**Material supplied**

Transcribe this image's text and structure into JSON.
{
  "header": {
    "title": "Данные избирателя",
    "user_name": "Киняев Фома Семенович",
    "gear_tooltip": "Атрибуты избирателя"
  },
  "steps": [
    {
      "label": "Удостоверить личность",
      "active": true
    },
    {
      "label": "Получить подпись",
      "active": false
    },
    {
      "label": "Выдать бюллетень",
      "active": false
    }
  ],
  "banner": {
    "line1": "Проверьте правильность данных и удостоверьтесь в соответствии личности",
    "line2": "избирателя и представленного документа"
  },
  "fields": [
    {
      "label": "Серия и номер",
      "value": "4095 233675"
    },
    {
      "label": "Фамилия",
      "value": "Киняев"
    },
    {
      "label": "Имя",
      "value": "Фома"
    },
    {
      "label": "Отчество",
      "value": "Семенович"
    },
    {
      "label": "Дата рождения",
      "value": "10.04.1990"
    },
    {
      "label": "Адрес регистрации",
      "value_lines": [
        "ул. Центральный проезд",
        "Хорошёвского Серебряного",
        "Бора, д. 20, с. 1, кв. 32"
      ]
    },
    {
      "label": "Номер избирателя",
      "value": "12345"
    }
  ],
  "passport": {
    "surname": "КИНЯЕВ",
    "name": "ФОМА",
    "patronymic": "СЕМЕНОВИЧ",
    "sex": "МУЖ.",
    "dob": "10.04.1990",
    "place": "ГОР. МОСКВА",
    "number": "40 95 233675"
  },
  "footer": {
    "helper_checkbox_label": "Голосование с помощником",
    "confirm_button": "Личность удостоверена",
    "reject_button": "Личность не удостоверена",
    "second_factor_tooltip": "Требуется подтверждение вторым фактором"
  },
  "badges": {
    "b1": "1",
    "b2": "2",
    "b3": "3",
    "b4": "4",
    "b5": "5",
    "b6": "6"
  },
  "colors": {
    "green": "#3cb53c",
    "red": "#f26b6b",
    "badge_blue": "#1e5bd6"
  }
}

**Written request**
From the listing above, reproduce all the lines exactly.

**Solved exercise**
Transcribe this image's text and structure into JSON.
{
  "header": {
    "title": "Данные избирателя",
    "user_name": "Киняев Фома Семенович",
    "gear_tooltip": "Атрибуты избирателя"
  },
  "steps": [
    {
      "label": "Удостоверить личность",
      "active": true
    },
    {
      "label": "Получить подпись",
      "active": false
    },
    {
      "label": "Выдать бюллетень",
      "active": false
    }
  ],
  "banner": {
    "line1": "Проверьте правильность данных и удостоверьтесь в соответствии личности",
    "line2": "избирателя и представленного документа"
  },
  "fields": [
    {
      "label": "Серия и номер",
      "value": "4095 233675"
    },
    {
      "label": "Фамилия",
      "value": "Киняев"
    },
    {
      "label": "Имя",
      "value": "Фома"
    },
    {
      "label": "Отчество",
      "value": "Семенович"
    },
    {
      "label": "Дата рождения",
      "value": "10.04.1990"
    },
    {
      "label": "Адрес регистрации",
      "value_lines": [
        "ул. Центральный проезд",
        "Хорошёвского Серебряного",
        "Бора, д. 20, с. 1, кв. 32"
      ]
    },
    {
      "label": "Номер избирателя",
      "value": "12345"
    }
  ],
  "passport": {
    "surname": "КИНЯЕВ",
    "name": "ФОМА",
    "patronymic": "СЕМЕНОВИЧ",
    "sex": "МУЖ.",
    "dob": "10.04.1990",
    "place": "ГОР. МОСКВА",
    "number": "40 95 233675"
  },
  "footer": {
    "helper_checkbox_label": "Голосование с помощником",
    "confirm_button": "Личность удостоверена",
    "reject_button": "Личность не удостоверена",
    "second_factor_tooltip": "Требуется подтверждение вторым фактором"
  },
  "badges": {
    "b1": "1",
    "b2": "2",
    "b3": "3",
    "b4": "4",
    "b5": "5",
    "b6": "6"
  },
  "colors": {
    "green": "#3cb53c",
    "red": "#f26b6b",
    "badge_blue": "#1e5bd6"
  }
}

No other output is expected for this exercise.